§ **WHAT YOU WILL DO**:
Print out each record below, unaltered and complete, without its images.

§ **ITEMS**:
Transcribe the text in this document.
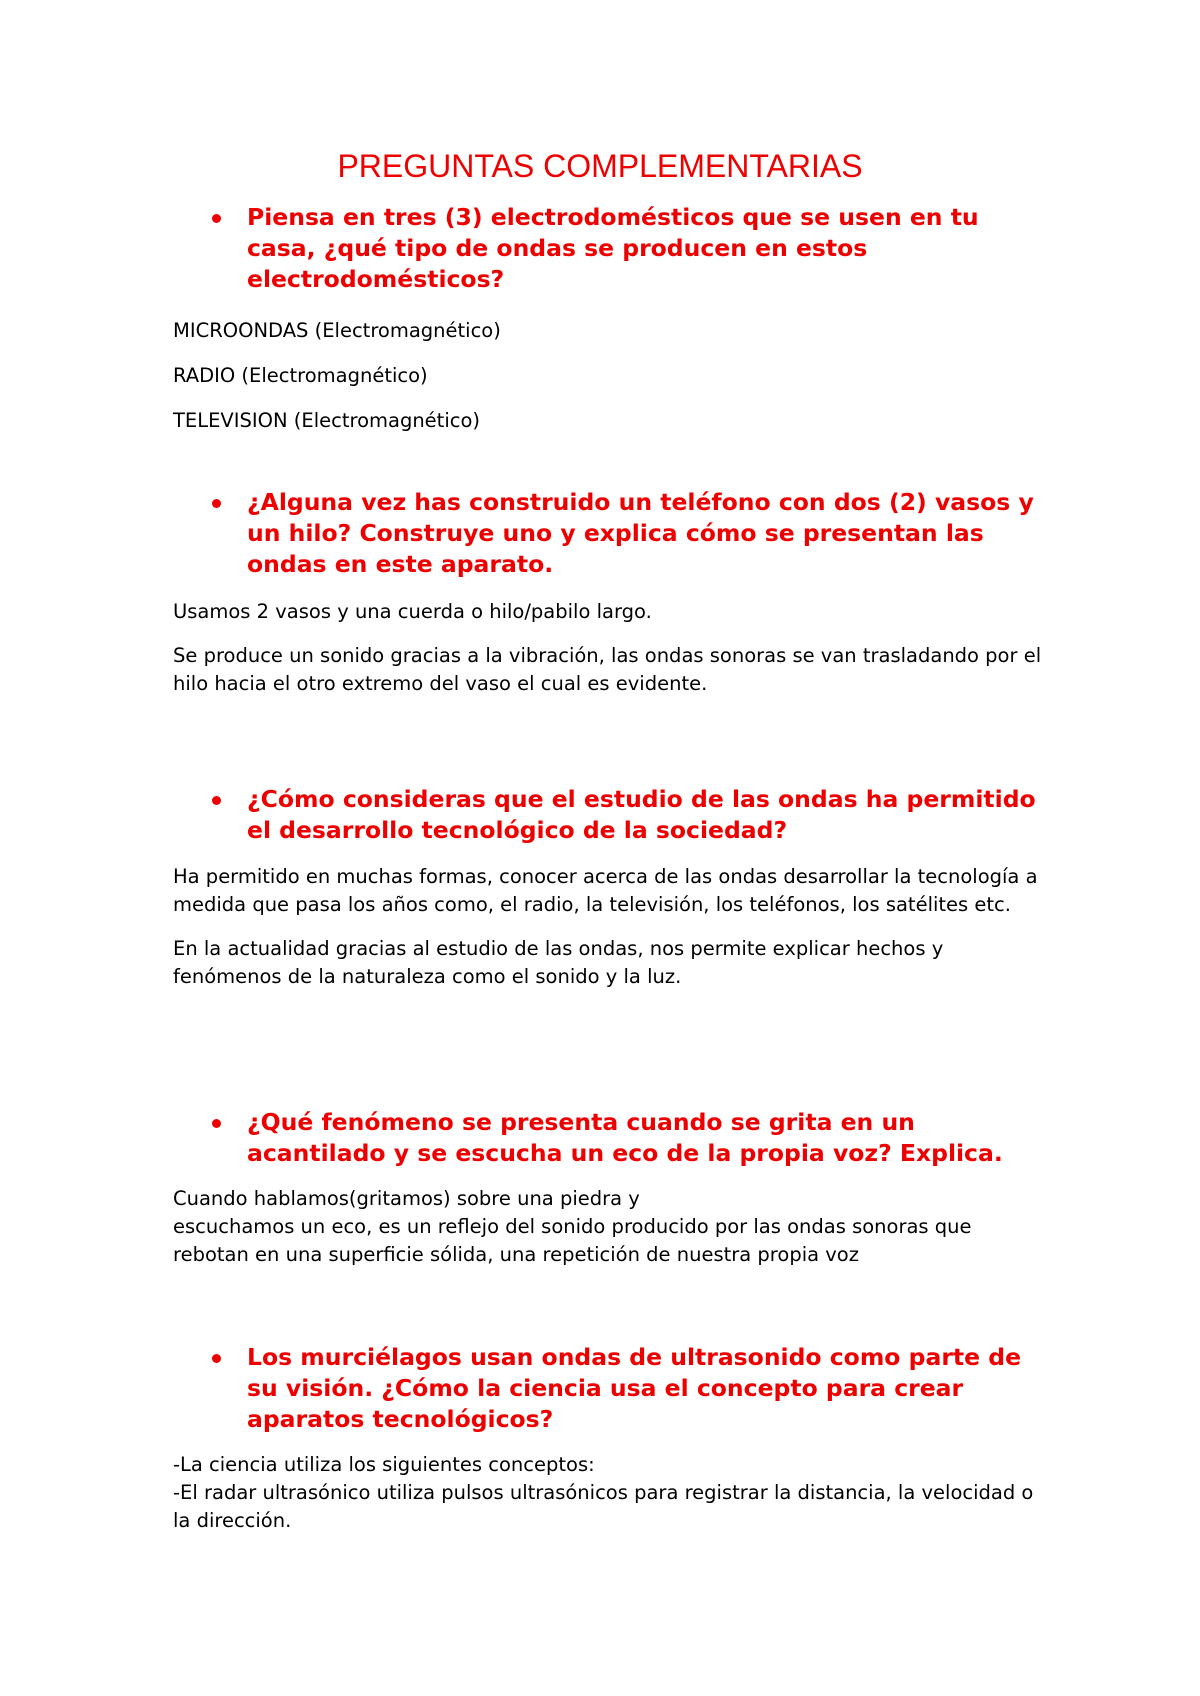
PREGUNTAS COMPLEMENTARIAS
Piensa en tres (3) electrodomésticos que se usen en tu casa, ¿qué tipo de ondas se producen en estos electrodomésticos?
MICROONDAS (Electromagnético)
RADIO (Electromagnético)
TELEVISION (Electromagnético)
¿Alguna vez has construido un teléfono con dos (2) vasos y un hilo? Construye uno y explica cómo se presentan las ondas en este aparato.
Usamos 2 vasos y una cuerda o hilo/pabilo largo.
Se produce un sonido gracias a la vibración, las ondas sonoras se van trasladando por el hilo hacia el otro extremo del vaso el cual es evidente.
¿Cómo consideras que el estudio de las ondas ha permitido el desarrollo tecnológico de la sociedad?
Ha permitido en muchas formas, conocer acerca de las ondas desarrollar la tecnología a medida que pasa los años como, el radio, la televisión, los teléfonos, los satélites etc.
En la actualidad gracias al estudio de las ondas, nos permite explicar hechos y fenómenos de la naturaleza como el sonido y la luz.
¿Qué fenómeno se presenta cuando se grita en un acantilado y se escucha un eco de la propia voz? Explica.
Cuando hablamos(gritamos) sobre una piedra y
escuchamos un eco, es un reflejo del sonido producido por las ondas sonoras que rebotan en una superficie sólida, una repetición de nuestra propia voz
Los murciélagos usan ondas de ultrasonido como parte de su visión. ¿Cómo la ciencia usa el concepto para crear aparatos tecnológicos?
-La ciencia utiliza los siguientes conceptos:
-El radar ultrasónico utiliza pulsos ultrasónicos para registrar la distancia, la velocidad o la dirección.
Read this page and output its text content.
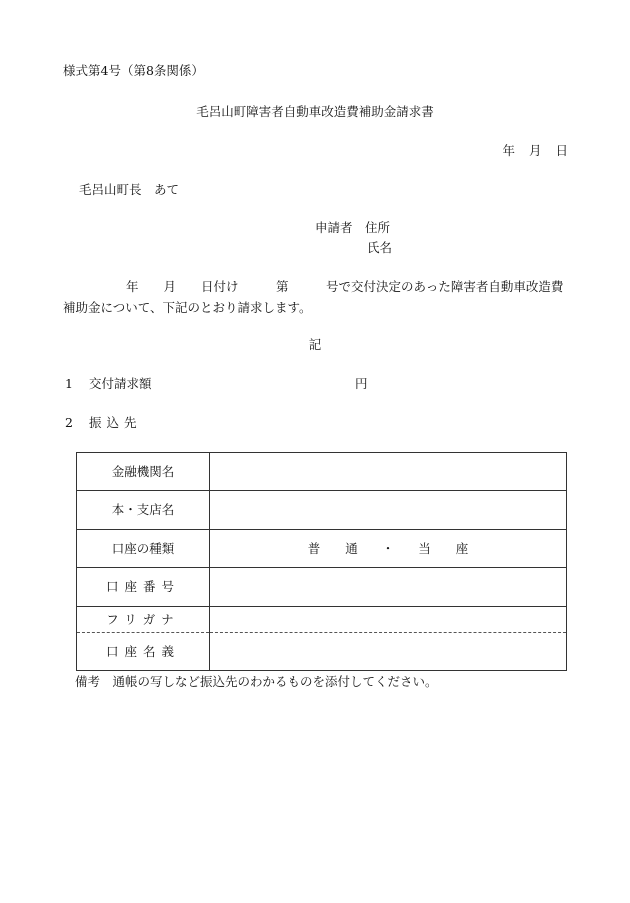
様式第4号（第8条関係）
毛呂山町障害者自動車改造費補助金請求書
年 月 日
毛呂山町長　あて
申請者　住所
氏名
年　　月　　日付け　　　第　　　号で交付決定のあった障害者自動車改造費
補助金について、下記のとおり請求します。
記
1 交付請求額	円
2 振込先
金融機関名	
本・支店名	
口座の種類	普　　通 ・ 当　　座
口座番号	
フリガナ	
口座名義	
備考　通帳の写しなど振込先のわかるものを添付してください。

§ **EXERCISE SOLUTION**:
Transcribe the text in this document.
PREGUNTAS COMPLEMENTARIAS
Piensa en tres (3) electrodomésticos que se usen en tu casa, ¿qué tipo de ondas se producen en estos electrodomésticos?
MICROONDAS (Electromagnético)
RADIO (Electromagnético)
TELEVISION (Electromagnético)
¿Alguna vez has construido un teléfono con dos (2) vasos y un hilo? Construye uno y explica cómo se presentan las ondas en este aparato.
Usamos 2 vasos y una cuerda o hilo/pabilo largo.
Se produce un sonido gracias a la vibración, las ondas sonoras se van trasladando por el hilo hacia el otro extremo del vaso el cual es evidente.
¿Cómo consideras que el estudio de las ondas ha permitido el desarrollo tecnológico de la sociedad?
Ha permitido en muchas formas, conocer acerca de las ondas desarrollar la tecnología a medida que pasa los años como, el radio, la televisión, los teléfonos, los satélites etc.
En la actualidad gracias al estudio de las ondas, nos permite explicar hechos y fenómenos de la naturaleza como el sonido y la luz.
¿Qué fenómeno se presenta cuando se grita en un acantilado y se escucha un eco de la propia voz? Explica.
Cuando hablamos(gritamos) sobre una piedra y
escuchamos un eco, es un reflejo del sonido producido por las ondas sonoras que rebotan en una superficie sólida, una repetición de nuestra propia voz
Los murciélagos usan ondas de ultrasonido como parte de su visión. ¿Cómo la ciencia usa el concepto para crear aparatos tecnológicos?
-La ciencia utiliza los siguientes conceptos:
-El radar ultrasónico utiliza pulsos ultrasónicos para registrar la distancia, la velocidad o la dirección.
Read this page and output its text content.
様式第4号（第8条関係）
毛呂山町障害者自動車改造費補助金請求書
年 月 日
毛呂山町長　あて
申請者　住所
氏名
年　　月　　日付け　　　第　　　号で交付決定のあった障害者自動車改造費
補助金について、下記のとおり請求します。
記
1 交付請求額	円
2 振込先
金融機関名	
本・支店名	
口座の種類	普　　通 ・ 当　　座
口座番号	
フリガナ	
口座名義	
備考　通帳の写しなど振込先のわかるものを添付してください。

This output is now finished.